STATED PROBLEM ▸ Retype each entry below, keeping every character the same.

Source records

----

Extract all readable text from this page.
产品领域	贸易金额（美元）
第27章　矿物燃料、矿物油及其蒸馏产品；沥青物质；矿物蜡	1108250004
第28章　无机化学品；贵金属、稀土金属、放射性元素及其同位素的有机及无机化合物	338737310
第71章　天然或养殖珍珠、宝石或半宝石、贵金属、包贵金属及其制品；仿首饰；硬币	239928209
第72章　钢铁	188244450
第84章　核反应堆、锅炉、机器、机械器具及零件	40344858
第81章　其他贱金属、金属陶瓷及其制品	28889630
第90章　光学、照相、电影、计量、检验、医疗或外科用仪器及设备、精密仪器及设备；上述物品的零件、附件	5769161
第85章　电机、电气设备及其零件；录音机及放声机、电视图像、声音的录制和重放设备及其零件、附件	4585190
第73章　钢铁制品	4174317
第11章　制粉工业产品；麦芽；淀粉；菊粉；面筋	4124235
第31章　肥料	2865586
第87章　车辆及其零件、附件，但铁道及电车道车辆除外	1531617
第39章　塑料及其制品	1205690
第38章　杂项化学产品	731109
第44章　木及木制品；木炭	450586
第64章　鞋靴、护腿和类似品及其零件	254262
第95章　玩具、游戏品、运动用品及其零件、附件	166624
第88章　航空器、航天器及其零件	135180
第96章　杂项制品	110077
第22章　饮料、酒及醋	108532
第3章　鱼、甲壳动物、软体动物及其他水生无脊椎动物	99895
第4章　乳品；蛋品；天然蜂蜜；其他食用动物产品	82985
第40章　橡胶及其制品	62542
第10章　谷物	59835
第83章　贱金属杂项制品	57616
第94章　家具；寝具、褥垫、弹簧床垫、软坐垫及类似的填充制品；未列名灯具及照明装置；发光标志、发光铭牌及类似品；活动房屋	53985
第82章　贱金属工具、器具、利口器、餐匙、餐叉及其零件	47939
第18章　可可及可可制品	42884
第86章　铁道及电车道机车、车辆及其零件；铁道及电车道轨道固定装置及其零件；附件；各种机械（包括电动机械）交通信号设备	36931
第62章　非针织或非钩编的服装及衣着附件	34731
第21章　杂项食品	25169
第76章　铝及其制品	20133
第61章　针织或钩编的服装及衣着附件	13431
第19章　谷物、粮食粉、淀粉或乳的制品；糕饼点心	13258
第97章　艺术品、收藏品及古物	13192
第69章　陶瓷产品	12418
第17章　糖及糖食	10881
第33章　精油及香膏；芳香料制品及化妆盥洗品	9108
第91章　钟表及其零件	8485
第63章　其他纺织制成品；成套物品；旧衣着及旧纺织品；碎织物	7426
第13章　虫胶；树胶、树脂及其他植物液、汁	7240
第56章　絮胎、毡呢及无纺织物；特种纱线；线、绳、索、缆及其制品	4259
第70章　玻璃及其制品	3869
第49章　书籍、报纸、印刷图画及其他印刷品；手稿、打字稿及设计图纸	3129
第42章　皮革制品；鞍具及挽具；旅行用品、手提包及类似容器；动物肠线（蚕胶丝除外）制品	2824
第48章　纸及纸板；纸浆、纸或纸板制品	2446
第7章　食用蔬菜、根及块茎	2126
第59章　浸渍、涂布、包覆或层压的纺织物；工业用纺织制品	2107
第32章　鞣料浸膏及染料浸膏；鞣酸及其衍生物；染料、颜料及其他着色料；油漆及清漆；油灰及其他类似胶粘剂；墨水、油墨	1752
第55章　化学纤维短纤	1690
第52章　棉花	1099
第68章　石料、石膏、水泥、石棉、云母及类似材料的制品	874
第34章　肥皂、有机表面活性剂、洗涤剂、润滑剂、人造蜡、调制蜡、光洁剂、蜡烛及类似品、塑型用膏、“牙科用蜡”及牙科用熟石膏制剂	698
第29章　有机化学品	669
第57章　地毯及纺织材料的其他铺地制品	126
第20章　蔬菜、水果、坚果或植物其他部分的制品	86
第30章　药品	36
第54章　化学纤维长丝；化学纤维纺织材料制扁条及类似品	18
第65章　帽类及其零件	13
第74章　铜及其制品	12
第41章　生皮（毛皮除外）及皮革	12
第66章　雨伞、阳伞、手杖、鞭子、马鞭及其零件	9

----

EXPECTED ANSWER ▸
Extract all readable text from this page.
产品领域	贸易金额（美元）
第27章　矿物燃料、矿物油及其蒸馏产品；沥青物质；矿物蜡	1108250004
第28章　无机化学品；贵金属、稀土金属、放射性元素及其同位素的有机及无机化合物	338737310
第71章　天然或养殖珍珠、宝石或半宝石、贵金属、包贵金属及其制品；仿首饰；硬币	239928209
第72章　钢铁	188244450
第84章　核反应堆、锅炉、机器、机械器具及零件	40344858
第81章　其他贱金属、金属陶瓷及其制品	28889630
第90章　光学、照相、电影、计量、检验、医疗或外科用仪器及设备、精密仪器及设备；上述物品的零件、附件	5769161
第85章　电机、电气设备及其零件；录音机及放声机、电视图像、声音的录制和重放设备及其零件、附件	4585190
第73章　钢铁制品	4174317
第11章　制粉工业产品；麦芽；淀粉；菊粉；面筋	4124235
第31章　肥料	2865586
第87章　车辆及其零件、附件，但铁道及电车道车辆除外	1531617
第39章　塑料及其制品	1205690
第38章　杂项化学产品	731109
第44章　木及木制品；木炭	450586
第64章　鞋靴、护腿和类似品及其零件	254262
第95章　玩具、游戏品、运动用品及其零件、附件	166624
第88章　航空器、航天器及其零件	135180
第96章　杂项制品	110077
第22章　饮料、酒及醋	108532
第3章　鱼、甲壳动物、软体动物及其他水生无脊椎动物	99895
第4章　乳品；蛋品；天然蜂蜜；其他食用动物产品	82985
第40章　橡胶及其制品	62542
第10章　谷物	59835
第83章　贱金属杂项制品	57616
第94章　家具；寝具、褥垫、弹簧床垫、软坐垫及类似的填充制品；未列名灯具及照明装置；发光标志、发光铭牌及类似品；活动房屋	53985
第82章　贱金属工具、器具、利口器、餐匙、餐叉及其零件	47939
第18章　可可及可可制品	42884
第86章　铁道及电车道机车、车辆及其零件；铁道及电车道轨道固定装置及其零件；附件；各种机械（包括电动机械）交通信号设备	36931
第62章　非针织或非钩编的服装及衣着附件	34731
第21章　杂项食品	25169
第76章　铝及其制品	20133
第61章　针织或钩编的服装及衣着附件	13431
第19章　谷物、粮食粉、淀粉或乳的制品；糕饼点心	13258
第97章　艺术品、收藏品及古物	13192
第69章　陶瓷产品	12418
第17章　糖及糖食	10881
第33章　精油及香膏；芳香料制品及化妆盥洗品	9108
第91章　钟表及其零件	8485
第63章　其他纺织制成品；成套物品；旧衣着及旧纺织品；碎织物	7426
第13章　虫胶；树胶、树脂及其他植物液、汁	7240
第56章　絮胎、毡呢及无纺织物；特种纱线；线、绳、索、缆及其制品	4259
第70章　玻璃及其制品	3869
第49章　书籍、报纸、印刷图画及其他印刷品；手稿、打字稿及设计图纸	3129
第42章　皮革制品；鞍具及挽具；旅行用品、手提包及类似容器；动物肠线（蚕胶丝除外）制品	2824
第48章　纸及纸板；纸浆、纸或纸板制品	2446
第7章　食用蔬菜、根及块茎	2126
第59章　浸渍、涂布、包覆或层压的纺织物；工业用纺织制品	2107
第32章　鞣料浸膏及染料浸膏；鞣酸及其衍生物；染料、颜料及其他着色料；油漆及清漆；油灰及其他类似胶粘剂；墨水、油墨	1752
第55章　化学纤维短纤	1690
第52章　棉花	1099
第68章　石料、石膏、水泥、石棉、云母及类似材料的制品	874
第34章　肥皂、有机表面活性剂、洗涤剂、润滑剂、人造蜡、调制蜡、光洁剂、蜡烛及类似品、塑型用膏、“牙科用蜡”及牙科用熟石膏制剂	698
第29章　有机化学品	669
第57章　地毯及纺织材料的其他铺地制品	126
第20章　蔬菜、水果、坚果或植物其他部分的制品	86
第30章　药品	36
第54章　化学纤维长丝；化学纤维纺织材料制扁条及类似品	18
第65章　帽类及其零件	13
第74章　铜及其制品	12
第41章　生皮（毛皮除外）及皮革	12
第66章　雨伞、阳伞、手杖、鞭子、马鞭及其零件	9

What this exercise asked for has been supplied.